== EXERCISE REQUIREMENTS ==
Pick every line from the data that holds the word "JSON".

[begin STORED ROWS]

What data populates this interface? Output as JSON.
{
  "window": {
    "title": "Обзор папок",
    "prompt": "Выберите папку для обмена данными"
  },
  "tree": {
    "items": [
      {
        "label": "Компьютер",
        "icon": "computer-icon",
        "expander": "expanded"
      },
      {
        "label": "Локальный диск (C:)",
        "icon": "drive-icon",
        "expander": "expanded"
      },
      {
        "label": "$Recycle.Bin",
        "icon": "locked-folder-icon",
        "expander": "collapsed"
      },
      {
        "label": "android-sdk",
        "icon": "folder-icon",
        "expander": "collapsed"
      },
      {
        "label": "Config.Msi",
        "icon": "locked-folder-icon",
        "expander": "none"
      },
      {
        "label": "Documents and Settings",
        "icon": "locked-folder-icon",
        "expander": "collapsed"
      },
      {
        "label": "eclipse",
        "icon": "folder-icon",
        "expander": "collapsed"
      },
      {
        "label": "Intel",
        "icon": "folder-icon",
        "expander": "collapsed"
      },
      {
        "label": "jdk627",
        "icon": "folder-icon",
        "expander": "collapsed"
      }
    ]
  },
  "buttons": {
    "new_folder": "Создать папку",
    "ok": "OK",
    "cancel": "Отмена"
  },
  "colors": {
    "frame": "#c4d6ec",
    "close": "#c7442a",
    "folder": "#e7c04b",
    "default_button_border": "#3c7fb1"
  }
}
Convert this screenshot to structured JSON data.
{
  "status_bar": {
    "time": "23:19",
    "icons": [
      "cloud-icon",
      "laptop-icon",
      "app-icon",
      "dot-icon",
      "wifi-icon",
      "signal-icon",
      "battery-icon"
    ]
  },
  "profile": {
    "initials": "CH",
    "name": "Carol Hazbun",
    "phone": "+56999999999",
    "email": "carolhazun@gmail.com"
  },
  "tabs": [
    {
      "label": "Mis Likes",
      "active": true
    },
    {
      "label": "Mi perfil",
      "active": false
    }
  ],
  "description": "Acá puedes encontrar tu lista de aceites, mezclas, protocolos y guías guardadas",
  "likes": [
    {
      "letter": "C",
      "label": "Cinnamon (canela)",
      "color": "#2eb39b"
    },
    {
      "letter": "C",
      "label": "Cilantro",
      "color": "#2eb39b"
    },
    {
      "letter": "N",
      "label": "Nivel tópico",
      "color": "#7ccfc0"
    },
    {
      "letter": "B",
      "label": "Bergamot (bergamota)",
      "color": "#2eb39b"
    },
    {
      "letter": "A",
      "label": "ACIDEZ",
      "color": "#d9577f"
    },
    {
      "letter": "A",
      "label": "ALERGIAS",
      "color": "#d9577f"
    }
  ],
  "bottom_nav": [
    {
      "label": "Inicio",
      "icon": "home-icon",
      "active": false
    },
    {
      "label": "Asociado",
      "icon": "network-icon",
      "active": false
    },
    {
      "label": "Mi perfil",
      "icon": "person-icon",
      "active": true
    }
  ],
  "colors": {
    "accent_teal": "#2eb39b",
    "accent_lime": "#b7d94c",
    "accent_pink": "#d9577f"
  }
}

[end STORED ROWS]

== RESULT FOR THIS EXERCISE ==
What data populates this interface? Output as JSON.
Convert this screenshot to structured JSON data.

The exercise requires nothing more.